Extracts from a graphics dataset:
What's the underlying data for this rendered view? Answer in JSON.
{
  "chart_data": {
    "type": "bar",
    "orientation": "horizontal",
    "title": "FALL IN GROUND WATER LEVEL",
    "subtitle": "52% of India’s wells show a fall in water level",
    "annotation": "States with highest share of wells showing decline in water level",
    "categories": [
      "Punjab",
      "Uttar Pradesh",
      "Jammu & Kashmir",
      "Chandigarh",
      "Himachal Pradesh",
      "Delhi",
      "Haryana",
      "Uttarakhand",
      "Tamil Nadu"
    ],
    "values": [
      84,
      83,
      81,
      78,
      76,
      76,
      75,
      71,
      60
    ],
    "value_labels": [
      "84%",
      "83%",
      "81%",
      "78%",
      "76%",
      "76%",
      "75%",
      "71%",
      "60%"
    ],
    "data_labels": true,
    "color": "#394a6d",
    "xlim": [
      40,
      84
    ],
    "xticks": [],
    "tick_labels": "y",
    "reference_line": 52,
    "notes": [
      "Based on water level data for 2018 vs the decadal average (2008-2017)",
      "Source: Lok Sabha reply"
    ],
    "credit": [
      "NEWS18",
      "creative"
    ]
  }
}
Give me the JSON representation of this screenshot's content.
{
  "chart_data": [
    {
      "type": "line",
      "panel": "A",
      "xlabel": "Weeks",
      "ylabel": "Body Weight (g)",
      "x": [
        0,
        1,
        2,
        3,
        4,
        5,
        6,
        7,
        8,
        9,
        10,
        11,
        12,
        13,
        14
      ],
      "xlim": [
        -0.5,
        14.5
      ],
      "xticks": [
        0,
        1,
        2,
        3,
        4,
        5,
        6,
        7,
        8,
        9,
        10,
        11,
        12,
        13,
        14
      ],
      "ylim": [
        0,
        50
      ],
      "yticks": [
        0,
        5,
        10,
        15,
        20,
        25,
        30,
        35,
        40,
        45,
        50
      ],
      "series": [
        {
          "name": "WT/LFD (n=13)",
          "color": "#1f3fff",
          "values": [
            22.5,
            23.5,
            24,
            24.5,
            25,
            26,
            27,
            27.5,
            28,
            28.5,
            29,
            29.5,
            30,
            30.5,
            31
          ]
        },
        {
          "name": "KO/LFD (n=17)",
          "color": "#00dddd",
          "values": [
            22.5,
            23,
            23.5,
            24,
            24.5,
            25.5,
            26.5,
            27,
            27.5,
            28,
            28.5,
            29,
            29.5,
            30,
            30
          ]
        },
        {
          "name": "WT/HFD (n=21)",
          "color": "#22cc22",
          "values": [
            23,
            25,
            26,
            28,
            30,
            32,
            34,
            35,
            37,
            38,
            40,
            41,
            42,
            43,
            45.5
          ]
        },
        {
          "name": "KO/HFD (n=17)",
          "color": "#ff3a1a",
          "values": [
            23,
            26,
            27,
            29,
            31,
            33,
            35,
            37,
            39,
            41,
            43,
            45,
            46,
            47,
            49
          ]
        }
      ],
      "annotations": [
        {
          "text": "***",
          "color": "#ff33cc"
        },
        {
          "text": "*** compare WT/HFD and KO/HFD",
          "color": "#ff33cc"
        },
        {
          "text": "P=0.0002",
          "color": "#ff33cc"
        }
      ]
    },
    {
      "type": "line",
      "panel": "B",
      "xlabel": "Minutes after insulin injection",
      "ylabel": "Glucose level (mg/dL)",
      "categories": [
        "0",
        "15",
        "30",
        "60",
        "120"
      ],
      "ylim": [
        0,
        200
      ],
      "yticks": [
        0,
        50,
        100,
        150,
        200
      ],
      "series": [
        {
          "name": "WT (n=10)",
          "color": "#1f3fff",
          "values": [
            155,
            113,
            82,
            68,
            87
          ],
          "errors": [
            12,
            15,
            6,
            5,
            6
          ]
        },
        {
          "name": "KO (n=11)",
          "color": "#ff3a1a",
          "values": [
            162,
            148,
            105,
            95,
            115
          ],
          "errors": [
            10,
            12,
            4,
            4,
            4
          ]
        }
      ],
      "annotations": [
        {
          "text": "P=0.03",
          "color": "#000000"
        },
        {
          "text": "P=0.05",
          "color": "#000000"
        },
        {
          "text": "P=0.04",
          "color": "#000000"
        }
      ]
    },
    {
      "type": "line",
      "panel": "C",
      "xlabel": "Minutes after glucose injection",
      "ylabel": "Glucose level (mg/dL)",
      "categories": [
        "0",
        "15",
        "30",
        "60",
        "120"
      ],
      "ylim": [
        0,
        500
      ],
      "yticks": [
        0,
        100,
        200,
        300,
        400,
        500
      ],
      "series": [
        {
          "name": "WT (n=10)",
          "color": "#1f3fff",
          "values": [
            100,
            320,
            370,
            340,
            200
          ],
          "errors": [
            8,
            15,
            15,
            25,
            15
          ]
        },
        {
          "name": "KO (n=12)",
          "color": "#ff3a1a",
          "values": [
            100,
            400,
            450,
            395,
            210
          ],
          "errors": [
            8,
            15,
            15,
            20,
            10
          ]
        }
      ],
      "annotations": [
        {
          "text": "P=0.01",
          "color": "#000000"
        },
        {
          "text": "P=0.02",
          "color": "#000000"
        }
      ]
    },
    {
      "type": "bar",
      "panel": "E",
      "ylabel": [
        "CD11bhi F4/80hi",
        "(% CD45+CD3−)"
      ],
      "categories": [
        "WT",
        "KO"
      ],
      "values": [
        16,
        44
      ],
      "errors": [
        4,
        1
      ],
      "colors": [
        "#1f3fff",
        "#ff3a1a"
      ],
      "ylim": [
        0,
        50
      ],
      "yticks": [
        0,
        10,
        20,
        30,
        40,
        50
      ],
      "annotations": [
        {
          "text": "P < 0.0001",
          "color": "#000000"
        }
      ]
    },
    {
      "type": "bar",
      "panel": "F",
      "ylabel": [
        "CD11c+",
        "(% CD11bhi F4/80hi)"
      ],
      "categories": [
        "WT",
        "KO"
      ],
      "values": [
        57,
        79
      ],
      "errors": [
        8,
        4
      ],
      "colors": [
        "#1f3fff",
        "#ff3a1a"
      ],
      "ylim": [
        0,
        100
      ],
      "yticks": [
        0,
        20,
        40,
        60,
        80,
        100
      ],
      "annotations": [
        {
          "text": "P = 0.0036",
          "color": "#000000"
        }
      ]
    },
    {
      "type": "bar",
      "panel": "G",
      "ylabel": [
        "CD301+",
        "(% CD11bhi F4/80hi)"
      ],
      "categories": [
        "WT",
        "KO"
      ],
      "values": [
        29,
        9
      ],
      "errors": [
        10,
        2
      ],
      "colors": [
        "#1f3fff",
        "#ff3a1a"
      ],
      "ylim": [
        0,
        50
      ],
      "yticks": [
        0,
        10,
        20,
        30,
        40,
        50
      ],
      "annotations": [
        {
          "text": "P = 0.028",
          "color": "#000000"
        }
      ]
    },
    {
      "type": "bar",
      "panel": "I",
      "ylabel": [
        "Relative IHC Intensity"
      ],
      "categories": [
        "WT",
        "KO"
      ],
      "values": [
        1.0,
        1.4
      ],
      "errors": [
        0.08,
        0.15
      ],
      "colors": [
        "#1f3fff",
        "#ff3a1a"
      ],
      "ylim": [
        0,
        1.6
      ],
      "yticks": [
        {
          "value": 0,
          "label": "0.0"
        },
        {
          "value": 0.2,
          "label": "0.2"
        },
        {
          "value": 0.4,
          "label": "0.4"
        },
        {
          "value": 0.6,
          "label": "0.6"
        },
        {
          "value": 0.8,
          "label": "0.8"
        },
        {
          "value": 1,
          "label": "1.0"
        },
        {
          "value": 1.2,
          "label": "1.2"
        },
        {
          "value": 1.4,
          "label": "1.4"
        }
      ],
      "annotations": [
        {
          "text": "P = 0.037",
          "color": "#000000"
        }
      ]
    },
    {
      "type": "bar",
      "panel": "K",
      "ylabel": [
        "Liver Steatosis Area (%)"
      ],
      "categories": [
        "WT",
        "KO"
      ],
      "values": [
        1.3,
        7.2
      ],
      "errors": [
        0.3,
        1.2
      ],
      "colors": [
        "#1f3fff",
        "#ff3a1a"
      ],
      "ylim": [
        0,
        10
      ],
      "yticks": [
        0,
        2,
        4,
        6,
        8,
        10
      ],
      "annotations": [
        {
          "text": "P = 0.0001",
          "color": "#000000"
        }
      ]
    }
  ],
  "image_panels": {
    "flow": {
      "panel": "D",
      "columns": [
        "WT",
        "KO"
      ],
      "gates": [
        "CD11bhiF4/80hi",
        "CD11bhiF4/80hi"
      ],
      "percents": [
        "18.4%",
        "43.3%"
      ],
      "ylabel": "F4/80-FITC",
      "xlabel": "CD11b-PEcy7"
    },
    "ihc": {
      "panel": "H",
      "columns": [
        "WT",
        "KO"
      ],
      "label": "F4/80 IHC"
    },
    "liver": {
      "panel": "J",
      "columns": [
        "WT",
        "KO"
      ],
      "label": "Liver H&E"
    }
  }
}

* _Exercise aim_
Scan the listing above and identify each line holding the string "injection"; copy every such line.

* _Written answer_
      "xlabel": "Minutes after insulin injection",
      "xlabel": "Minutes after glucose injection",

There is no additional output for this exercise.